> [Required work] Your task is to output the entries below word for word.

> [Information shown]
----------

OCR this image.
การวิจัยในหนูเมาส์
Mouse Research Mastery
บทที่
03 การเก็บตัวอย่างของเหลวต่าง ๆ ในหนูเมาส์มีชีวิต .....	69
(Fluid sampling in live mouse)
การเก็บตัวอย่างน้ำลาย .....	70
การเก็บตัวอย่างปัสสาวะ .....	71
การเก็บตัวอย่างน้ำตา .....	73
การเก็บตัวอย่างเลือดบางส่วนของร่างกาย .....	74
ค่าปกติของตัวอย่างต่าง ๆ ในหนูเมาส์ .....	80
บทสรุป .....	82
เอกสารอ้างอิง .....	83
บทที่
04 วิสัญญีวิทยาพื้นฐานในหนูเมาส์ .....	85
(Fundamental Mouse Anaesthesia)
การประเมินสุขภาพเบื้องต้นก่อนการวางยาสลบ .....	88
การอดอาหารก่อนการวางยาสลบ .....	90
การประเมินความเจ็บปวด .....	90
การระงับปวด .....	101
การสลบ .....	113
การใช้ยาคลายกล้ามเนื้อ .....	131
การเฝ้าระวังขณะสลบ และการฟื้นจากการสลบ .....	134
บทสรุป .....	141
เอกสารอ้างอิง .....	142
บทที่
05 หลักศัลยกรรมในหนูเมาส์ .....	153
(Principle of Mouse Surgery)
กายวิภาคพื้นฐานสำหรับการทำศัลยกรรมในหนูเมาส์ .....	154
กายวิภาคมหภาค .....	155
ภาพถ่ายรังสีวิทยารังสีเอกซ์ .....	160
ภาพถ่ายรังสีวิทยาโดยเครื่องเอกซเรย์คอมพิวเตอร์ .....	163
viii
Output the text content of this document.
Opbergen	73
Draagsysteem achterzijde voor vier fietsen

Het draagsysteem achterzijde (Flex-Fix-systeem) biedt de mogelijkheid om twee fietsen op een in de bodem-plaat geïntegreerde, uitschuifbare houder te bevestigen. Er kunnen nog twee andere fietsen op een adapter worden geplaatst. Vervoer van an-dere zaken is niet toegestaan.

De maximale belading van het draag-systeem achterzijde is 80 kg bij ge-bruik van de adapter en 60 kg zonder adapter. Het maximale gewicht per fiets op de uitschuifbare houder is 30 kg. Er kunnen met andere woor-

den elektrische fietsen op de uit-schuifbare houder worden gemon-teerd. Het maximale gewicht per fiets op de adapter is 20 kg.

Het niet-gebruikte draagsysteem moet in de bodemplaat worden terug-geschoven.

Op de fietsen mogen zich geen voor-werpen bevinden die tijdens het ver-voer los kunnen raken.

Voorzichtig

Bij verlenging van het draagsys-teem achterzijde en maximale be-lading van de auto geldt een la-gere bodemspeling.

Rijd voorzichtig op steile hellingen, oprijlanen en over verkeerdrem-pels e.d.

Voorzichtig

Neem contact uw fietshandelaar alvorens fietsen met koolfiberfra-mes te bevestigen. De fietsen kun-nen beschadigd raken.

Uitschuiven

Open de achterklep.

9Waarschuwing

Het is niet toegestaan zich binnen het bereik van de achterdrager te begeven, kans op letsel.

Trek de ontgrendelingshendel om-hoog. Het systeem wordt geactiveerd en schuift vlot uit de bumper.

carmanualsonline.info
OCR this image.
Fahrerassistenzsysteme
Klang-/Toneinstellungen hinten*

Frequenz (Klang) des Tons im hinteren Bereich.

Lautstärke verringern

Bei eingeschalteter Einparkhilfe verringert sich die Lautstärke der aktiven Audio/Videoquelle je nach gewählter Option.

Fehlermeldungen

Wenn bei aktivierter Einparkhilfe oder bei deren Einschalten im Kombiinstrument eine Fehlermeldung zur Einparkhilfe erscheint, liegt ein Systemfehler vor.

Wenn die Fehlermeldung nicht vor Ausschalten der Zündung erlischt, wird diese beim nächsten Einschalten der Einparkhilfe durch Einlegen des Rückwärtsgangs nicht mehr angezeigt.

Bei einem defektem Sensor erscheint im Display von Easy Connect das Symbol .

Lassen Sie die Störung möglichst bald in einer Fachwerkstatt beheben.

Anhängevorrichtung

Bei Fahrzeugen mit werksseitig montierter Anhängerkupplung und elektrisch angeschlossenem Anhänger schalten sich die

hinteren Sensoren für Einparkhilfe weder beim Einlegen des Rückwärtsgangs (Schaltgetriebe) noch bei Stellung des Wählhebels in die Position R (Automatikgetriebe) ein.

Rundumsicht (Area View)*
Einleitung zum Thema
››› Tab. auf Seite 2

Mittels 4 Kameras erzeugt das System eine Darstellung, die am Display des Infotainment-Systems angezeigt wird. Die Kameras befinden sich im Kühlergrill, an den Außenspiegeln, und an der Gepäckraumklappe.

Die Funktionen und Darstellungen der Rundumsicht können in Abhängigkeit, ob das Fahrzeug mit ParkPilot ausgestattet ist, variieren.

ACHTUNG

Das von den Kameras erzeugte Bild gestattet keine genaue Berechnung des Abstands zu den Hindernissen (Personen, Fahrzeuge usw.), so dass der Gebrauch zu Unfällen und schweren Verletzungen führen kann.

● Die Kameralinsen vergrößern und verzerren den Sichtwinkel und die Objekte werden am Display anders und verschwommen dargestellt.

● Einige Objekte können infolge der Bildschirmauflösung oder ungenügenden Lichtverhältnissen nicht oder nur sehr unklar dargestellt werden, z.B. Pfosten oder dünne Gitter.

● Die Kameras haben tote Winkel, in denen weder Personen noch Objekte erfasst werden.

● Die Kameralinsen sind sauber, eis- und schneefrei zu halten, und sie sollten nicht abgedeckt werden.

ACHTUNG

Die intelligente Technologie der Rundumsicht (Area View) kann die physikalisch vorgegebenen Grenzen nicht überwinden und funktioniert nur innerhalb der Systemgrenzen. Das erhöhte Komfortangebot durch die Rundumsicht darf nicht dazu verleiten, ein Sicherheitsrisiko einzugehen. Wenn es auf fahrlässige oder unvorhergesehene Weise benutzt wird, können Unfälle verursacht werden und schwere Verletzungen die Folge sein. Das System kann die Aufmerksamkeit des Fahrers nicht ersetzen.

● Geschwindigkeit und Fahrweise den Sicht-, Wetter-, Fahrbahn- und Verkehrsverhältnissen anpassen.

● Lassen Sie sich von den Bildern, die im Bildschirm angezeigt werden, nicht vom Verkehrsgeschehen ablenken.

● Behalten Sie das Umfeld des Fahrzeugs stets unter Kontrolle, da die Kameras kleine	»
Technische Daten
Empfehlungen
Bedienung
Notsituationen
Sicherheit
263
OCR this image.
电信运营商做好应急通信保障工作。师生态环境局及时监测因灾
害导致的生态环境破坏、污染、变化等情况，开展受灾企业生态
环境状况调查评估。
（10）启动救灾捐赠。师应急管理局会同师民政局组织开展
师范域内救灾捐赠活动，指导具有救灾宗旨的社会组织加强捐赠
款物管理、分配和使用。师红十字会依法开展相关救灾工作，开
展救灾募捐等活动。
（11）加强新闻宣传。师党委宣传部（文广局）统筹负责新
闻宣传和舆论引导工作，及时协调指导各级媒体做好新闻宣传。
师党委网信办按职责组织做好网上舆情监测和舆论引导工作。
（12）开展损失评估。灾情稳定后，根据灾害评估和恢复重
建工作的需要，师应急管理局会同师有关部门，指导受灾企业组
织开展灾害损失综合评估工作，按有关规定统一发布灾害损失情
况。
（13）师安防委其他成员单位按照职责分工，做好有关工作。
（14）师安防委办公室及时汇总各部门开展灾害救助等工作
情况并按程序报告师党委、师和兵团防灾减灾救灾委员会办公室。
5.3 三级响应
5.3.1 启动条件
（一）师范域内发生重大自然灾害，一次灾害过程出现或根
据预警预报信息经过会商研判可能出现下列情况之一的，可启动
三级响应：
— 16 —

----------

> [Solution below]
OCR this image.
การวิจัยในหนูเมาส์
Mouse Research Mastery
บทที่
03 การเก็บตัวอย่างของเหลวต่าง ๆ ในหนูเมาส์มีชีวิต .....	69
(Fluid sampling in live mouse)
การเก็บตัวอย่างน้ำลาย .....	70
การเก็บตัวอย่างปัสสาวะ .....	71
การเก็บตัวอย่างน้ำตา .....	73
การเก็บตัวอย่างเลือดบางส่วนของร่างกาย .....	74
ค่าปกติของตัวอย่างต่าง ๆ ในหนูเมาส์ .....	80
บทสรุป .....	82
เอกสารอ้างอิง .....	83
บทที่
04 วิสัญญีวิทยาพื้นฐานในหนูเมาส์ .....	85
(Fundamental Mouse Anaesthesia)
การประเมินสุขภาพเบื้องต้นก่อนการวางยาสลบ .....	88
การอดอาหารก่อนการวางยาสลบ .....	90
การประเมินความเจ็บปวด .....	90
การระงับปวด .....	101
การสลบ .....	113
การใช้ยาคลายกล้ามเนื้อ .....	131
การเฝ้าระวังขณะสลบ และการฟื้นจากการสลบ .....	134
บทสรุป .....	141
เอกสารอ้างอิง .....	142
บทที่
05 หลักศัลยกรรมในหนูเมาส์ .....	153
(Principle of Mouse Surgery)
กายวิภาคพื้นฐานสำหรับการทำศัลยกรรมในหนูเมาส์ .....	154
กายวิภาคมหภาค .....	155
ภาพถ่ายรังสีวิทยารังสีเอกซ์ .....	160
ภาพถ่ายรังสีวิทยาโดยเครื่องเอกซเรย์คอมพิวเตอร์ .....	163
viii
Output the text content of this document.
Opbergen	73
Draagsysteem achterzijde voor vier fietsen

Het draagsysteem achterzijde (Flex-Fix-systeem) biedt de mogelijkheid om twee fietsen op een in de bodem-plaat geïntegreerde, uitschuifbare houder te bevestigen. Er kunnen nog twee andere fietsen op een adapter worden geplaatst. Vervoer van an-dere zaken is niet toegestaan.

De maximale belading van het draag-systeem achterzijde is 80 kg bij ge-bruik van de adapter en 60 kg zonder adapter. Het maximale gewicht per fiets op de uitschuifbare houder is 30 kg. Er kunnen met andere woor-

den elektrische fietsen op de uit-schuifbare houder worden gemon-teerd. Het maximale gewicht per fiets op de adapter is 20 kg.

Het niet-gebruikte draagsysteem moet in de bodemplaat worden terug-geschoven.

Op de fietsen mogen zich geen voor-werpen bevinden die tijdens het ver-voer los kunnen raken.

Voorzichtig

Bij verlenging van het draagsys-teem achterzijde en maximale be-lading van de auto geldt een la-gere bodemspeling.

Rijd voorzichtig op steile hellingen, oprijlanen en over verkeerdrem-pels e.d.

Voorzichtig

Neem contact uw fietshandelaar alvorens fietsen met koolfiberfra-mes te bevestigen. De fietsen kun-nen beschadigd raken.

Uitschuiven

Open de achterklep.

9Waarschuwing

Het is niet toegestaan zich binnen het bereik van de achterdrager te begeven, kans op letsel.

Trek de ontgrendelingshendel om-hoog. Het systeem wordt geactiveerd en schuift vlot uit de bumper.

carmanualsonline.info
OCR this image.
Fahrerassistenzsysteme
Klang-/Toneinstellungen hinten*

Frequenz (Klang) des Tons im hinteren Bereich.

Lautstärke verringern

Bei eingeschalteter Einparkhilfe verringert sich die Lautstärke der aktiven Audio/Videoquelle je nach gewählter Option.

Fehlermeldungen

Wenn bei aktivierter Einparkhilfe oder bei deren Einschalten im Kombiinstrument eine Fehlermeldung zur Einparkhilfe erscheint, liegt ein Systemfehler vor.

Wenn die Fehlermeldung nicht vor Ausschalten der Zündung erlischt, wird diese beim nächsten Einschalten der Einparkhilfe durch Einlegen des Rückwärtsgangs nicht mehr angezeigt.

Bei einem defektem Sensor erscheint im Display von Easy Connect das Symbol .

Lassen Sie die Störung möglichst bald in einer Fachwerkstatt beheben.

Anhängevorrichtung

Bei Fahrzeugen mit werksseitig montierter Anhängerkupplung und elektrisch angeschlossenem Anhänger schalten sich die

hinteren Sensoren für Einparkhilfe weder beim Einlegen des Rückwärtsgangs (Schaltgetriebe) noch bei Stellung des Wählhebels in die Position R (Automatikgetriebe) ein.

Rundumsicht (Area View)*
Einleitung zum Thema
››› Tab. auf Seite 2

Mittels 4 Kameras erzeugt das System eine Darstellung, die am Display des Infotainment-Systems angezeigt wird. Die Kameras befinden sich im Kühlergrill, an den Außenspiegeln, und an der Gepäckraumklappe.

Die Funktionen und Darstellungen der Rundumsicht können in Abhängigkeit, ob das Fahrzeug mit ParkPilot ausgestattet ist, variieren.

ACHTUNG

Das von den Kameras erzeugte Bild gestattet keine genaue Berechnung des Abstands zu den Hindernissen (Personen, Fahrzeuge usw.), so dass der Gebrauch zu Unfällen und schweren Verletzungen führen kann.

● Die Kameralinsen vergrößern und verzerren den Sichtwinkel und die Objekte werden am Display anders und verschwommen dargestellt.

● Einige Objekte können infolge der Bildschirmauflösung oder ungenügenden Lichtverhältnissen nicht oder nur sehr unklar dargestellt werden, z.B. Pfosten oder dünne Gitter.

● Die Kameras haben tote Winkel, in denen weder Personen noch Objekte erfasst werden.

● Die Kameralinsen sind sauber, eis- und schneefrei zu halten, und sie sollten nicht abgedeckt werden.

ACHTUNG

Die intelligente Technologie der Rundumsicht (Area View) kann die physikalisch vorgegebenen Grenzen nicht überwinden und funktioniert nur innerhalb der Systemgrenzen. Das erhöhte Komfortangebot durch die Rundumsicht darf nicht dazu verleiten, ein Sicherheitsrisiko einzugehen. Wenn es auf fahrlässige oder unvorhergesehene Weise benutzt wird, können Unfälle verursacht werden und schwere Verletzungen die Folge sein. Das System kann die Aufmerksamkeit des Fahrers nicht ersetzen.

● Geschwindigkeit und Fahrweise den Sicht-, Wetter-, Fahrbahn- und Verkehrsverhältnissen anpassen.

● Lassen Sie sich von den Bildern, die im Bildschirm angezeigt werden, nicht vom Verkehrsgeschehen ablenken.

● Behalten Sie das Umfeld des Fahrzeugs stets unter Kontrolle, da die Kameras kleine	»
Technische Daten
Empfehlungen
Bedienung
Notsituationen
Sicherheit
263
OCR this image.
电信运营商做好应急通信保障工作。师生态环境局及时监测因灾
害导致的生态环境破坏、污染、变化等情况，开展受灾企业生态
环境状况调查评估。
（10）启动救灾捐赠。师应急管理局会同师民政局组织开展
师范域内救灾捐赠活动，指导具有救灾宗旨的社会组织加强捐赠
款物管理、分配和使用。师红十字会依法开展相关救灾工作，开
展救灾募捐等活动。
（11）加强新闻宣传。师党委宣传部（文广局）统筹负责新
闻宣传和舆论引导工作，及时协调指导各级媒体做好新闻宣传。
师党委网信办按职责组织做好网上舆情监测和舆论引导工作。
（12）开展损失评估。灾情稳定后，根据灾害评估和恢复重
建工作的需要，师应急管理局会同师有关部门，指导受灾企业组
织开展灾害损失综合评估工作，按有关规定统一发布灾害损失情
况。
（13）师安防委其他成员单位按照职责分工，做好有关工作。
（14）师安防委办公室及时汇总各部门开展灾害救助等工作
情况并按程序报告师党委、师和兵团防灾减灾救灾委员会办公室。
5.3 三级响应
5.3.1 启动条件
（一）师范域内发生重大自然灾害，一次灾害过程出现或根
据预警预报信息经过会商研判可能出现下列情况之一的，可启动
三级响应：
— 16 —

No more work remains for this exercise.